* Task material:
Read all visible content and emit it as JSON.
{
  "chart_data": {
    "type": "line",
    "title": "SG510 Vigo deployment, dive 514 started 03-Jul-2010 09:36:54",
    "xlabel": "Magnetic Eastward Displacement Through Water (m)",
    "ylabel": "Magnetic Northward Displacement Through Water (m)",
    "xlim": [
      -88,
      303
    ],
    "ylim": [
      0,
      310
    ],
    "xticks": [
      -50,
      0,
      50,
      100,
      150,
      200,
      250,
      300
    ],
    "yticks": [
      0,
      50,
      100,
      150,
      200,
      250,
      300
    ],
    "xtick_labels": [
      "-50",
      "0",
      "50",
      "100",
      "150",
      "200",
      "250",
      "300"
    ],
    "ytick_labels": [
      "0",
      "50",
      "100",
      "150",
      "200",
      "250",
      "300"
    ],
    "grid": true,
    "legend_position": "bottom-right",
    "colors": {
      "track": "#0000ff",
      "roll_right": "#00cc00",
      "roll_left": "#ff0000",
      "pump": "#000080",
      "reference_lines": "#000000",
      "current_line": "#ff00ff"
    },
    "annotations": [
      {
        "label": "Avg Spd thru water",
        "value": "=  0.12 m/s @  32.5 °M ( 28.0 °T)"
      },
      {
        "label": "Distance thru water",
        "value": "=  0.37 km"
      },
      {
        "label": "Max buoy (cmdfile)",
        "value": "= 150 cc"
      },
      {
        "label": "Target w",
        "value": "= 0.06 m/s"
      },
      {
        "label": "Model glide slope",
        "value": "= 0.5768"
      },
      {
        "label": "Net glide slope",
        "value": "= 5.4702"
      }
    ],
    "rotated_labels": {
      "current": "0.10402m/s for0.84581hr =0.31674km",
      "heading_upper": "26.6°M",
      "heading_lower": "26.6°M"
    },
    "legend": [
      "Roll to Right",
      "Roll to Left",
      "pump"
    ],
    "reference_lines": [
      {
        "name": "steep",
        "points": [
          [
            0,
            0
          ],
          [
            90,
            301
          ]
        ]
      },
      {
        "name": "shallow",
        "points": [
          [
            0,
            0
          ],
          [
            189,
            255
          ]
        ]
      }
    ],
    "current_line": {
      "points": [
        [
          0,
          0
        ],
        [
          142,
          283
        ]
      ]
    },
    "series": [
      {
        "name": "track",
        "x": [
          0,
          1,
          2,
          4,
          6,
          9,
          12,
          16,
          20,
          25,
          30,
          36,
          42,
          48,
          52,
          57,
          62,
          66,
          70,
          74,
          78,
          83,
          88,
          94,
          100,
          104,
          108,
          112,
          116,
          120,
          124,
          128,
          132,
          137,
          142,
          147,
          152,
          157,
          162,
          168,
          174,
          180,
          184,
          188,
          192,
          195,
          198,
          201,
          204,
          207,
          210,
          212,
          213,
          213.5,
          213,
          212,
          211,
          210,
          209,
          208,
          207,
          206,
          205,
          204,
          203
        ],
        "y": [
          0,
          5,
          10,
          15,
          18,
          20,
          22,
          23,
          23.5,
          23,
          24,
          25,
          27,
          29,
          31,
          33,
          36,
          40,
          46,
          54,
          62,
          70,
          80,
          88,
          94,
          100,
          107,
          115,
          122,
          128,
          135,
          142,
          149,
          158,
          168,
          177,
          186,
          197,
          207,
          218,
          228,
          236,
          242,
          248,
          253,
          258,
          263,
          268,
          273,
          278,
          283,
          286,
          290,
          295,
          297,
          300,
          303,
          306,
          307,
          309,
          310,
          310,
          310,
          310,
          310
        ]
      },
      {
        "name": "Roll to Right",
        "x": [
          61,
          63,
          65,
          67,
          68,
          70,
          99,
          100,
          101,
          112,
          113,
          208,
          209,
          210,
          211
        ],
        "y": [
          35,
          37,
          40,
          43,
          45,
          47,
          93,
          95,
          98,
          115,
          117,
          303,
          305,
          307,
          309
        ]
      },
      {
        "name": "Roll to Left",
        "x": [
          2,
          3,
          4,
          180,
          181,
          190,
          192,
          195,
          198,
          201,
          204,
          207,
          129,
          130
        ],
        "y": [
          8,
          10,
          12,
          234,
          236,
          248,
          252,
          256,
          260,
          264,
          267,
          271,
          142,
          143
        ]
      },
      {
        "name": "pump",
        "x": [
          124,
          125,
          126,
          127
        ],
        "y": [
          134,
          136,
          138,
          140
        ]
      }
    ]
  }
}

* What to produce: Output all of the data again, exactly.

* Result:
Read all visible content and emit it as JSON.
{
  "chart_data": {
    "type": "line",
    "title": "SG510 Vigo deployment, dive 514 started 03-Jul-2010 09:36:54",
    "xlabel": "Magnetic Eastward Displacement Through Water (m)",
    "ylabel": "Magnetic Northward Displacement Through Water (m)",
    "xlim": [
      -88,
      303
    ],
    "ylim": [
      0,
      310
    ],
    "xticks": [
      -50,
      0,
      50,
      100,
      150,
      200,
      250,
      300
    ],
    "yticks": [
      0,
      50,
      100,
      150,
      200,
      250,
      300
    ],
    "xtick_labels": [
      "-50",
      "0",
      "50",
      "100",
      "150",
      "200",
      "250",
      "300"
    ],
    "ytick_labels": [
      "0",
      "50",
      "100",
      "150",
      "200",
      "250",
      "300"
    ],
    "grid": true,
    "legend_position": "bottom-right",
    "colors": {
      "track": "#0000ff",
      "roll_right": "#00cc00",
      "roll_left": "#ff0000",
      "pump": "#000080",
      "reference_lines": "#000000",
      "current_line": "#ff00ff"
    },
    "annotations": [
      {
        "label": "Avg Spd thru water",
        "value": "=  0.12 m/s @  32.5 °M ( 28.0 °T)"
      },
      {
        "label": "Distance thru water",
        "value": "=  0.37 km"
      },
      {
        "label": "Max buoy (cmdfile)",
        "value": "= 150 cc"
      },
      {
        "label": "Target w",
        "value": "= 0.06 m/s"
      },
      {
        "label": "Model glide slope",
        "value": "= 0.5768"
      },
      {
        "label": "Net glide slope",
        "value": "= 5.4702"
      }
    ],
    "rotated_labels": {
      "current": "0.10402m/s for0.84581hr =0.31674km",
      "heading_upper": "26.6°M",
      "heading_lower": "26.6°M"
    },
    "legend": [
      "Roll to Right",
      "Roll to Left",
      "pump"
    ],
    "reference_lines": [
      {
        "name": "steep",
        "points": [
          [
            0,
            0
          ],
          [
            90,
            301
          ]
        ]
      },
      {
        "name": "shallow",
        "points": [
          [
            0,
            0
          ],
          [
            189,
            255
          ]
        ]
      }
    ],
    "current_line": {
      "points": [
        [
          0,
          0
        ],
        [
          142,
          283
        ]
      ]
    },
    "series": [
      {
        "name": "track",
        "x": [
          0,
          1,
          2,
          4,
          6,
          9,
          12,
          16,
          20,
          25,
          30,
          36,
          42,
          48,
          52,
          57,
          62,
          66,
          70,
          74,
          78,
          83,
          88,
          94,
          100,
          104,
          108,
          112,
          116,
          120,
          124,
          128,
          132,
          137,
          142,
          147,
          152,
          157,
          162,
          168,
          174,
          180,
          184,
          188,
          192,
          195,
          198,
          201,
          204,
          207,
          210,
          212,
          213,
          213.5,
          213,
          212,
          211,
          210,
          209,
          208,
          207,
          206,
          205,
          204,
          203
        ],
        "y": [
          0,
          5,
          10,
          15,
          18,
          20,
          22,
          23,
          23.5,
          23,
          24,
          25,
          27,
          29,
          31,
          33,
          36,
          40,
          46,
          54,
          62,
          70,
          80,
          88,
          94,
          100,
          107,
          115,
          122,
          128,
          135,
          142,
          149,
          158,
          168,
          177,
          186,
          197,
          207,
          218,
          228,
          236,
          242,
          248,
          253,
          258,
          263,
          268,
          273,
          278,
          283,
          286,
          290,
          295,
          297,
          300,
          303,
          306,
          307,
          309,
          310,
          310,
          310,
          310,
          310
        ]
      },
      {
        "name": "Roll to Right",
        "x": [
          61,
          63,
          65,
          67,
          68,
          70,
          99,
          100,
          101,
          112,
          113,
          208,
          209,
          210,
          211
        ],
        "y": [
          35,
          37,
          40,
          43,
          45,
          47,
          93,
          95,
          98,
          115,
          117,
          303,
          305,
          307,
          309
        ]
      },
      {
        "name": "Roll to Left",
        "x": [
          2,
          3,
          4,
          180,
          181,
          190,
          192,
          195,
          198,
          201,
          204,
          207,
          129,
          130
        ],
        "y": [
          8,
          10,
          12,
          234,
          236,
          248,
          252,
          256,
          260,
          264,
          267,
          271,
          142,
          143
        ]
      },
      {
        "name": "pump",
        "x": [
          124,
          125,
          126,
          127
        ],
        "y": [
          134,
          136,
          138,
          140
        ]
      }
    ]
  }
}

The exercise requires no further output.